*GOAL*
Each line that holds the word "中金公司研究部" counts once; report how many lines do so and nothing else.

## START

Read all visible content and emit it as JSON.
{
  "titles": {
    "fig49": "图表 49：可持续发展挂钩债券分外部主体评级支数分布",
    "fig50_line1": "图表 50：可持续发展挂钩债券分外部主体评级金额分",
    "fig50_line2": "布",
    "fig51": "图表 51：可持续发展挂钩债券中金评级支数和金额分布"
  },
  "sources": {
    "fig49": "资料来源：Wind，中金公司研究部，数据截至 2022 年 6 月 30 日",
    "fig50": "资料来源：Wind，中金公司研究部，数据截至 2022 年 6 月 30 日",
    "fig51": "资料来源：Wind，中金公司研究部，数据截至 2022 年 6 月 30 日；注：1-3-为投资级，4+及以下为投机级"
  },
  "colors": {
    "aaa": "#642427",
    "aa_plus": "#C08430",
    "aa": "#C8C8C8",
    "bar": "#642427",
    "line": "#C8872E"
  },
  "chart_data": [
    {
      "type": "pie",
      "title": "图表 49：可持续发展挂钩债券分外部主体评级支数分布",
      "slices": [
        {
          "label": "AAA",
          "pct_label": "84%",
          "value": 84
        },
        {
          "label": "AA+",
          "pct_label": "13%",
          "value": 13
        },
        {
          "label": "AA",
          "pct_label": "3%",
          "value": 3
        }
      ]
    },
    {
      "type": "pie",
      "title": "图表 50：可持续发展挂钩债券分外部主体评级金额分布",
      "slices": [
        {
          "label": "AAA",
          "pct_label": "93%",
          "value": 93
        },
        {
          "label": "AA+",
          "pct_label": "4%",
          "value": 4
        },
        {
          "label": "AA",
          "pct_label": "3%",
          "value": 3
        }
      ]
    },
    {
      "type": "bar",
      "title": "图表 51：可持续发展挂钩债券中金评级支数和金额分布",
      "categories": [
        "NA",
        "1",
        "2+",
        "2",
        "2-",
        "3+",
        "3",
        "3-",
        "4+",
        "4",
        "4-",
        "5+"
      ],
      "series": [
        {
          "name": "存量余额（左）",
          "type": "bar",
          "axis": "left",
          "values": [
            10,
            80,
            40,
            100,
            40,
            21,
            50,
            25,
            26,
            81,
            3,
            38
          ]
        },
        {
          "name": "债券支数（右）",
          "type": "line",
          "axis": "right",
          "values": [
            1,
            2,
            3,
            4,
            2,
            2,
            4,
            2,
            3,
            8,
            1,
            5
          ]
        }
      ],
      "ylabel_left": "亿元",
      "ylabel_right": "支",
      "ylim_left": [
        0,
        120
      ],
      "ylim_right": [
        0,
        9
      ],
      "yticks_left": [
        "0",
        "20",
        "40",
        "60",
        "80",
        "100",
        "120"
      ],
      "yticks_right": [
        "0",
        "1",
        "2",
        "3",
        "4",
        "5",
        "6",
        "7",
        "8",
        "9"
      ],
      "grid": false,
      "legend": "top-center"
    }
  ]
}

## END

*SOLUTION TO THIS TASK*
3